▶ _SHORT PROBLEM_:
Return the entries below in their exact form, leaving the pictures out.

▶ _STORED RECORDS_:

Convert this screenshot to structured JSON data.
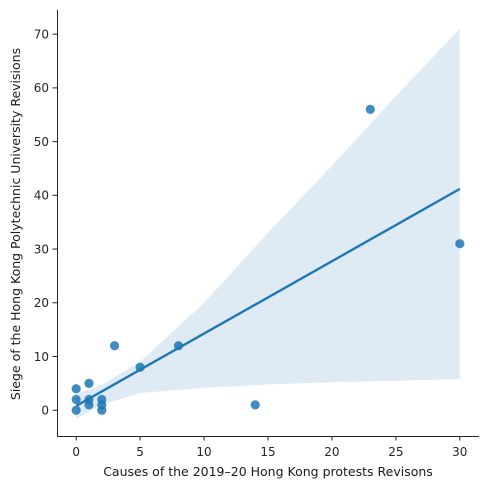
{
  "chart_data": {
    "type": "scatter",
    "xlabel": "Causes of the 2019–20 Hong Kong protests Revisons",
    "ylabel": "Siege of the Hong Kong Polytechnic University Revisions",
    "xlim": [
      -1.5,
      31.5
    ],
    "ylim": [
      -4.8,
      74.5
    ],
    "xticks": [
      0,
      5,
      10,
      15,
      20,
      25,
      30
    ],
    "yticks": [
      0,
      10,
      20,
      30,
      40,
      50,
      60,
      70
    ],
    "grid": false,
    "colors": {
      "points": "#1f77b4",
      "line": "#1f77b4",
      "band": "#1f77b4"
    },
    "points": [
      {
        "x": 0,
        "y": 4
      },
      {
        "x": 0,
        "y": 2
      },
      {
        "x": 0,
        "y": 0
      },
      {
        "x": 1,
        "y": 5
      },
      {
        "x": 1,
        "y": 2
      },
      {
        "x": 1,
        "y": 1
      },
      {
        "x": 2,
        "y": 2
      },
      {
        "x": 2,
        "y": 1
      },
      {
        "x": 2,
        "y": 0
      },
      {
        "x": 3,
        "y": 12
      },
      {
        "x": 5,
        "y": 8
      },
      {
        "x": 8,
        "y": 12
      },
      {
        "x": 14,
        "y": 1
      },
      {
        "x": 23,
        "y": 56
      },
      {
        "x": 30,
        "y": 31
      }
    ],
    "regression": {
      "line": [
        {
          "x": 0,
          "y": 0.8
        },
        {
          "x": 30,
          "y": 41.2
        }
      ],
      "ci_upper": [
        {
          "x": 0,
          "y": 3.0
        },
        {
          "x": 2,
          "y": 4.7
        },
        {
          "x": 5,
          "y": 9.0
        },
        {
          "x": 10,
          "y": 20.0
        },
        {
          "x": 15,
          "y": 33.0
        },
        {
          "x": 20,
          "y": 45.5
        },
        {
          "x": 25,
          "y": 58.5
        },
        {
          "x": 30,
          "y": 71.0
        }
      ],
      "ci_lower": [
        {
          "x": 0,
          "y": -1.6
        },
        {
          "x": 2,
          "y": 1.0
        },
        {
          "x": 5,
          "y": 3.2
        },
        {
          "x": 10,
          "y": 4.2
        },
        {
          "x": 15,
          "y": 4.8
        },
        {
          "x": 20,
          "y": 5.2
        },
        {
          "x": 25,
          "y": 5.5
        },
        {
          "x": 30,
          "y": 5.8
        }
      ]
    }
  }
}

▶ _TASK SOLUTION_:
Convert this screenshot to structured JSON data.
{
  "chart_data": {
    "type": "scatter",
    "xlabel": "Causes of the 2019–20 Hong Kong protests Revisons",
    "ylabel": "Siege of the Hong Kong Polytechnic University Revisions",
    "xlim": [
      -1.5,
      31.5
    ],
    "ylim": [
      -4.8,
      74.5
    ],
    "xticks": [
      0,
      5,
      10,
      15,
      20,
      25,
      30
    ],
    "yticks": [
      0,
      10,
      20,
      30,
      40,
      50,
      60,
      70
    ],
    "grid": false,
    "colors": {
      "points": "#1f77b4",
      "line": "#1f77b4",
      "band": "#1f77b4"
    },
    "points": [
      {
        "x": 0,
        "y": 4
      },
      {
        "x": 0,
        "y": 2
      },
      {
        "x": 0,
        "y": 0
      },
      {
        "x": 1,
        "y": 5
      },
      {
        "x": 1,
        "y": 2
      },
      {
        "x": 1,
        "y": 1
      },
      {
        "x": 2,
        "y": 2
      },
      {
        "x": 2,
        "y": 1
      },
      {
        "x": 2,
        "y": 0
      },
      {
        "x": 3,
        "y": 12
      },
      {
        "x": 5,
        "y": 8
      },
      {
        "x": 8,
        "y": 12
      },
      {
        "x": 14,
        "y": 1
      },
      {
        "x": 23,
        "y": 56
      },
      {
        "x": 30,
        "y": 31
      }
    ],
    "regression": {
      "line": [
        {
          "x": 0,
          "y": 0.8
        },
        {
          "x": 30,
          "y": 41.2
        }
      ],
      "ci_upper": [
        {
          "x": 0,
          "y": 3.0
        },
        {
          "x": 2,
          "y": 4.7
        },
        {
          "x": 5,
          "y": 9.0
        },
        {
          "x": 10,
          "y": 20.0
        },
        {
          "x": 15,
          "y": 33.0
        },
        {
          "x": 20,
          "y": 45.5
        },
        {
          "x": 25,
          "y": 58.5
        },
        {
          "x": 30,
          "y": 71.0
        }
      ],
      "ci_lower": [
        {
          "x": 0,
          "y": -1.6
        },
        {
          "x": 2,
          "y": 1.0
        },
        {
          "x": 5,
          "y": 3.2
        },
        {
          "x": 10,
          "y": 4.2
        },
        {
          "x": 15,
          "y": 4.8
        },
        {
          "x": 20,
          "y": 5.2
        },
        {
          "x": 25,
          "y": 5.5
        },
        {
          "x": 30,
          "y": 5.8
        }
      ]
    }
  }
}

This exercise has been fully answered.